Instructions for the task – Pull every line containing the word "your" from the records.

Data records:
▼

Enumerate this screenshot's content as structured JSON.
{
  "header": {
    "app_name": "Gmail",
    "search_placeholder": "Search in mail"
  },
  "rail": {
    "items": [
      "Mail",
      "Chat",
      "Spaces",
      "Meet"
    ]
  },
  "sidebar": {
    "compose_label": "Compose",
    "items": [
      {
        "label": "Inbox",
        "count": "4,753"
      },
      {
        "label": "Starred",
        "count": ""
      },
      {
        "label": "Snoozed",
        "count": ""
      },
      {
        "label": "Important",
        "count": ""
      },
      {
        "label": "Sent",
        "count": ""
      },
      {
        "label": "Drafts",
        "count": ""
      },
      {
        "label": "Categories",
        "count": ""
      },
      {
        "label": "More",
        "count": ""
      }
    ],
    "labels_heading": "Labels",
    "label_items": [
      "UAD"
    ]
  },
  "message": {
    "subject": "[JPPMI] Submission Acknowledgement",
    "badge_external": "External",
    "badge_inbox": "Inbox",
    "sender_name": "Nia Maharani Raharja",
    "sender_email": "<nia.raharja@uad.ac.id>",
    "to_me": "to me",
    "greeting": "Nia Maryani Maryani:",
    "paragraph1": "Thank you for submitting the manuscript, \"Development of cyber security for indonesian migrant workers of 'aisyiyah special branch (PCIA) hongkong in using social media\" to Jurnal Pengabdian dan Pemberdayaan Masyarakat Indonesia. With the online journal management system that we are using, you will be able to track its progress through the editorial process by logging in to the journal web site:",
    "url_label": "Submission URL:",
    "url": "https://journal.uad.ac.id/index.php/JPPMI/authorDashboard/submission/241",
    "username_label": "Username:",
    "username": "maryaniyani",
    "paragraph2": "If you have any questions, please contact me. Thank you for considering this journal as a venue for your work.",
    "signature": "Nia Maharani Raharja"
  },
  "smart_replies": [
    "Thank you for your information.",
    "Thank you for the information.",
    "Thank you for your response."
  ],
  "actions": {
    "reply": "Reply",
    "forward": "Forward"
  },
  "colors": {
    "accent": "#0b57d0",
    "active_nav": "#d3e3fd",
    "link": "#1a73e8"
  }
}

▲

Final result –
    "paragraph2": "If you have any questions, please contact me. Thank you for considering this journal as a venue for your work.",
    "Thank you for your information.",
    "Thank you for your response."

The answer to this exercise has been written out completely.